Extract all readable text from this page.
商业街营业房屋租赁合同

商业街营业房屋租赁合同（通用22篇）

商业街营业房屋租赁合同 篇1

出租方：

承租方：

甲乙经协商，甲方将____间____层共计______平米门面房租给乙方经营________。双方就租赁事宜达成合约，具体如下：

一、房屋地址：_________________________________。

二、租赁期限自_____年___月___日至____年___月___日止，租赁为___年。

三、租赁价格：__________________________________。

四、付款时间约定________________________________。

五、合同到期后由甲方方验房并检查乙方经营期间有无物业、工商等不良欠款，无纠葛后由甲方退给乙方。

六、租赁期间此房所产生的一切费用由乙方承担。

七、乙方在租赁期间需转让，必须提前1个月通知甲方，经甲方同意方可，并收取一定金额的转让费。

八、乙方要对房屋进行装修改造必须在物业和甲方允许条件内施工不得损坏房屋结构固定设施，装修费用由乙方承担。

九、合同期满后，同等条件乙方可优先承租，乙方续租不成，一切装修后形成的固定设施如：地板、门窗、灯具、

------------------------

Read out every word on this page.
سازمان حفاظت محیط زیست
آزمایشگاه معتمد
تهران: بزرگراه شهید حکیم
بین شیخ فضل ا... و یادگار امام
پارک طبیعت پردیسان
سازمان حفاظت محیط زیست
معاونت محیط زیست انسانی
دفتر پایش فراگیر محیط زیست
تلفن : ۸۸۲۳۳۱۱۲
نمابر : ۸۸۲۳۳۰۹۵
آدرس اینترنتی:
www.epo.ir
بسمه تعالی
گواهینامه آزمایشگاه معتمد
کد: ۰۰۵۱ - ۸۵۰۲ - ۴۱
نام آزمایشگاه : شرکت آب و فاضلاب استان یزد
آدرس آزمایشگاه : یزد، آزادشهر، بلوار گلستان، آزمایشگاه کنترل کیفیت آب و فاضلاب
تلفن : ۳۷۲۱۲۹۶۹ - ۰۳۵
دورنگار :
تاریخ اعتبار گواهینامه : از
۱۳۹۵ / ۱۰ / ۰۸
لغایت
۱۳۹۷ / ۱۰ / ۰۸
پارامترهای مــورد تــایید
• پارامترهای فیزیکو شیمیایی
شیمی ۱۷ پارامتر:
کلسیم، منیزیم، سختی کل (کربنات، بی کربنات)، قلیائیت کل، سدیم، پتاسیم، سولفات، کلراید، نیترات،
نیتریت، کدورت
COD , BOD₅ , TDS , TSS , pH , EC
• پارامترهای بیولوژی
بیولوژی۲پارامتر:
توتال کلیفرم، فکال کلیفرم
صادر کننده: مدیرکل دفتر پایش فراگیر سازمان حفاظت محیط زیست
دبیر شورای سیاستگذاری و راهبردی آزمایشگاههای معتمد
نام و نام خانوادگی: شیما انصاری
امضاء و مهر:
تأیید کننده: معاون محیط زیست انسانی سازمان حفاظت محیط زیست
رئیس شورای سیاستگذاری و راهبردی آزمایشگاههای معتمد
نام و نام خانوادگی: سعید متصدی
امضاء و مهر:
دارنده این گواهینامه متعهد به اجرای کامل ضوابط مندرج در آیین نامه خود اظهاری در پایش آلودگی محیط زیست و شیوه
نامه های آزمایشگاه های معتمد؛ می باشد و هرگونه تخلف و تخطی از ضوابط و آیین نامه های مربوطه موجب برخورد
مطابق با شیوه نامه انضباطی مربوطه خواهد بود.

------------------------

- Exercise task: Your task is to report how many lines of the material include the string "دفتر". Give the number and no other words.

- Exercise output: 2